Aim of the exercise → Transcribe the listing exactly, leaving out every picture.
--- Start ---
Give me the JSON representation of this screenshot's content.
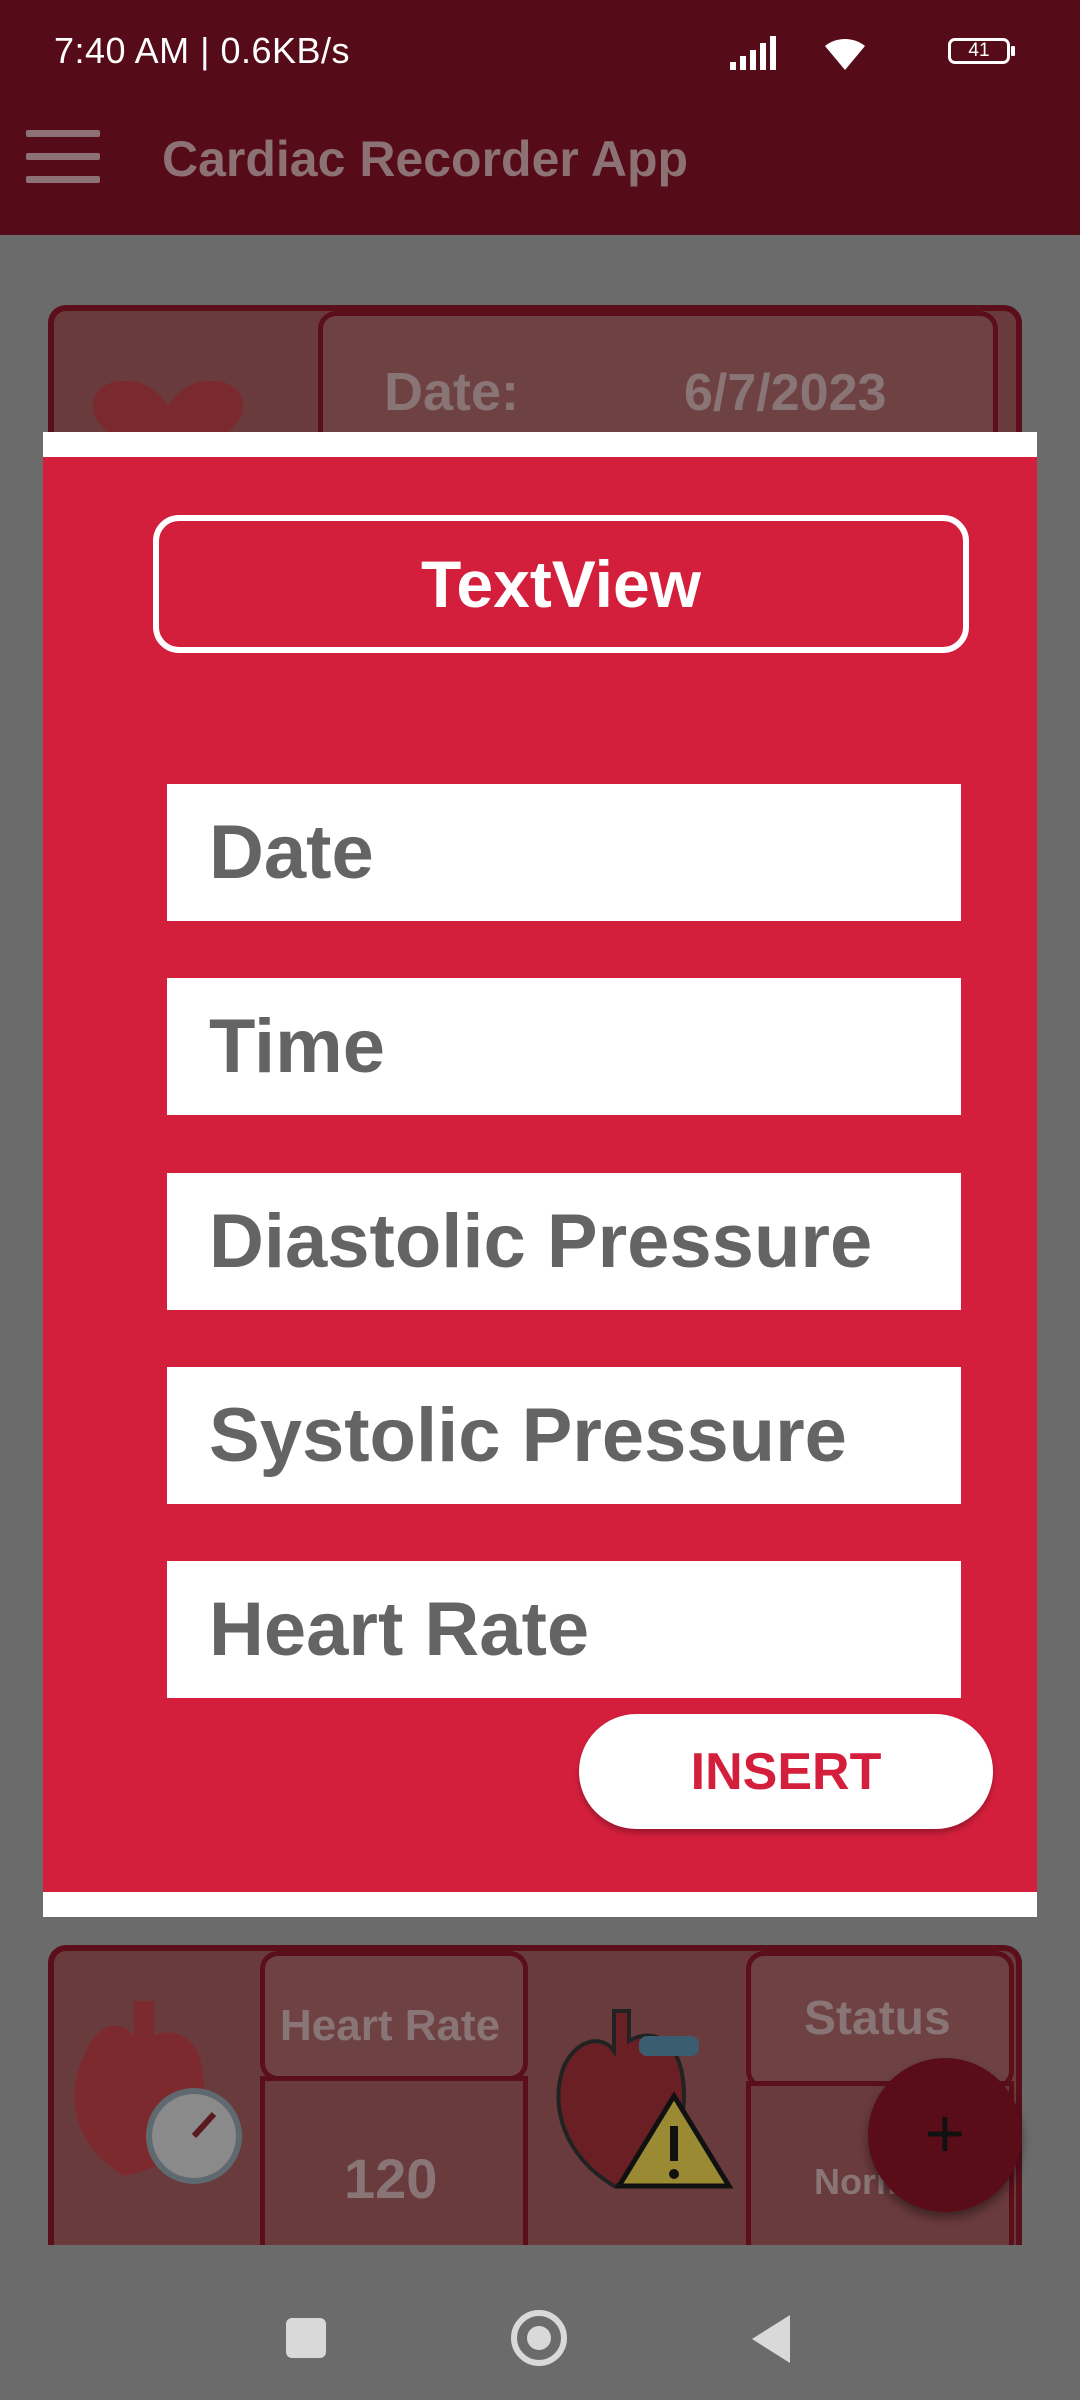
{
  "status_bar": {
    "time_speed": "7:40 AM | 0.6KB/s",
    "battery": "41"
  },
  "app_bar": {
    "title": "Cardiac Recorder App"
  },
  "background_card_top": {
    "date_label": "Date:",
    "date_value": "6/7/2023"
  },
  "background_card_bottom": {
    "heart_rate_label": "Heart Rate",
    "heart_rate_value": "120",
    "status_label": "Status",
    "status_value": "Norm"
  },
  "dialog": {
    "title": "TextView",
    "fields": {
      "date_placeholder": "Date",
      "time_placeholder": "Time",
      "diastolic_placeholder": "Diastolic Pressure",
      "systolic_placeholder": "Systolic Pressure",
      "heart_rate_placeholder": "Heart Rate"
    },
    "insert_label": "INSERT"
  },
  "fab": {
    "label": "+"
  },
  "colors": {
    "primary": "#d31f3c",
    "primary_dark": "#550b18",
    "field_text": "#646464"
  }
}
--- End ---
Output of the task →
Give me the JSON representation of this screenshot's content.
{
  "status_bar": {
    "time_speed": "7:40 AM | 0.6KB/s",
    "battery": "41"
  },
  "app_bar": {
    "title": "Cardiac Recorder App"
  },
  "background_card_top": {
    "date_label": "Date:",
    "date_value": "6/7/2023"
  },
  "background_card_bottom": {
    "heart_rate_label": "Heart Rate",
    "heart_rate_value": "120",
    "status_label": "Status",
    "status_value": "Norm"
  },
  "dialog": {
    "title": "TextView",
    "fields": {
      "date_placeholder": "Date",
      "time_placeholder": "Time",
      "diastolic_placeholder": "Diastolic Pressure",
      "systolic_placeholder": "Systolic Pressure",
      "heart_rate_placeholder": "Heart Rate"
    },
    "insert_label": "INSERT"
  },
  "fab": {
    "label": "+"
  },
  "colors": {
    "primary": "#d31f3c",
    "primary_dark": "#550b18",
    "field_text": "#646464"
  }
}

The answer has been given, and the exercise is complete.